[
https://issues.apache.org/jira/browse/HDFS-1855?page=com.atlassian.jira.plugin.system.issuetabpanels:all-tabpanel
]
Matt Foley updated HDFS-1855:
-----------------------------
Attachment: TestDatanodeBlockScanner_bug_v1.patch
In method blockCorruptionRecoveryPolicy(), 5 nodes are created, 3 with replicas
of a certain block. Two of those replicas, in the nodes at index [0] and [1],
are deliberately corrupted. Then it attempts to restart those two nodes so the
corruption will be detected.
The loop that is intended to restart both datanodes starts with [0]. But when
it restarts [0], it is removed from the MiniCluster's arraylist and re-added to
the end. As a result, [1] moves to [0]. But the loop then restarts the new
[1], which was the former [2], which doesn't contain a corrupt replica. As a
result, the corrupt replica in the former [1] never gets detected.
In resolving the corruption, one of two errors can happen, with probability
50%: Since the namenode thinks it still has two good replicas, it may pick the
corrupt replica as the source for re-replication. That will cause a checksum
error at the receiving node.

REQUIRED ACTIONS >>
a – Answer these from the HDFS-1855 note:
(i) How many nodes does blockCorruptionRecoveryPolicy() create, and how many of them hold replicas of the block?
(ii) At which indices are the deliberately corrupted replicas located?
(iii) What happens to a datanode in the MiniCluster's arraylist when it is restarted?
b – Resume the HDFS-1855 note on the test's datanode restart loop, starting after its final sentence.

DATASET EXCERPTS >>
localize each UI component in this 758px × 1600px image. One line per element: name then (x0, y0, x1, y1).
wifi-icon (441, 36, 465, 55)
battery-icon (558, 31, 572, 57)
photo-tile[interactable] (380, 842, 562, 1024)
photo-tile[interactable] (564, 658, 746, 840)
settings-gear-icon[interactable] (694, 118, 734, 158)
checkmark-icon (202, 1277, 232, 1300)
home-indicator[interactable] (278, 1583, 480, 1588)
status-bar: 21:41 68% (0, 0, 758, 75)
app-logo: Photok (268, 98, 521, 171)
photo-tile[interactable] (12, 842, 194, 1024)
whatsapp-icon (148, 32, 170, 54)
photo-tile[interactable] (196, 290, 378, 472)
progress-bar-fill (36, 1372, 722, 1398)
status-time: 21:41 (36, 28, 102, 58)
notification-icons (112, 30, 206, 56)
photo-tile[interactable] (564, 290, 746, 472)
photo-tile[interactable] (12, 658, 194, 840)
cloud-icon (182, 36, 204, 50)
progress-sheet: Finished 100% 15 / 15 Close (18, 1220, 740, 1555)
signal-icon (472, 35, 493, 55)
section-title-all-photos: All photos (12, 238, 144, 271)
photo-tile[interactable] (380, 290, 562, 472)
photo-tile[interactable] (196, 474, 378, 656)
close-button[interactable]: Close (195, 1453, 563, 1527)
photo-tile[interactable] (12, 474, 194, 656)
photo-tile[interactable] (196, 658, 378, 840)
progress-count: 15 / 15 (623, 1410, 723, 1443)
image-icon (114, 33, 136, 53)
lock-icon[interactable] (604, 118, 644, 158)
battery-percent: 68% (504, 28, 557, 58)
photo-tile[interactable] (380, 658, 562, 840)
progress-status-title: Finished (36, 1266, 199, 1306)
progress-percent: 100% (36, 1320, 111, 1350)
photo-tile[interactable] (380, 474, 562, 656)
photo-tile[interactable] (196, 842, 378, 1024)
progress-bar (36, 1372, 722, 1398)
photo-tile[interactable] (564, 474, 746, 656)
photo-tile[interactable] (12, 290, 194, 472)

SET OF ANSWERS >>
a –
(i) It creates 5 nodes, and 3 of them hold replicas of the block.
(ii) The nodes at index [0] and [1].
(iii) It is removed from the arraylist and re-added to the end.

b –
Alternatively, it may pick the one valid replica as the source, and replicate
it, and delete the bad replica from the original [0]. However, since it
doesn't know that the replica on the former [1] is corrupt, it never issues the
delete request. This causes the test case to time out on the wait for corrupt
replica deletion.
This problem is resolved by looping from high [1] to low [0], as is done in
certain MiniDFSCluster methods.
> TestDatanodeBlockScanner.testBlockCorruptionRecoveryPolicy() part 2 fails in
> two different ways
> -----------------------------------------------------------------------------------------------
>
> Key: HDFS-1855
> URL: https://issues.apache.org/jira/browse/HDFS-1855
> Project: Hadoop HDFS
> Issue Type: Test
> Components: test
> Affects Versions: 0.22.0
> Reporter: Matt Foley
> Assignee: Matt Foley
> Fix For: 0.22.0, 0.23.0
>
> Attachments: TestDatanodeBlockScanner_bug_v1.patch
>
>
> The second part of test case
> TestDatanodeBlockScanner.testBlockCorruptionRecoveryPolicy(), "corrupt
> replica recovery for two corrupt replicas", always fails, half the time with
> a checksum error upon block replication, and half the time by timing out upon
> failure to delete the second corrupt replica.
--
This message is automatically generated by JIRA.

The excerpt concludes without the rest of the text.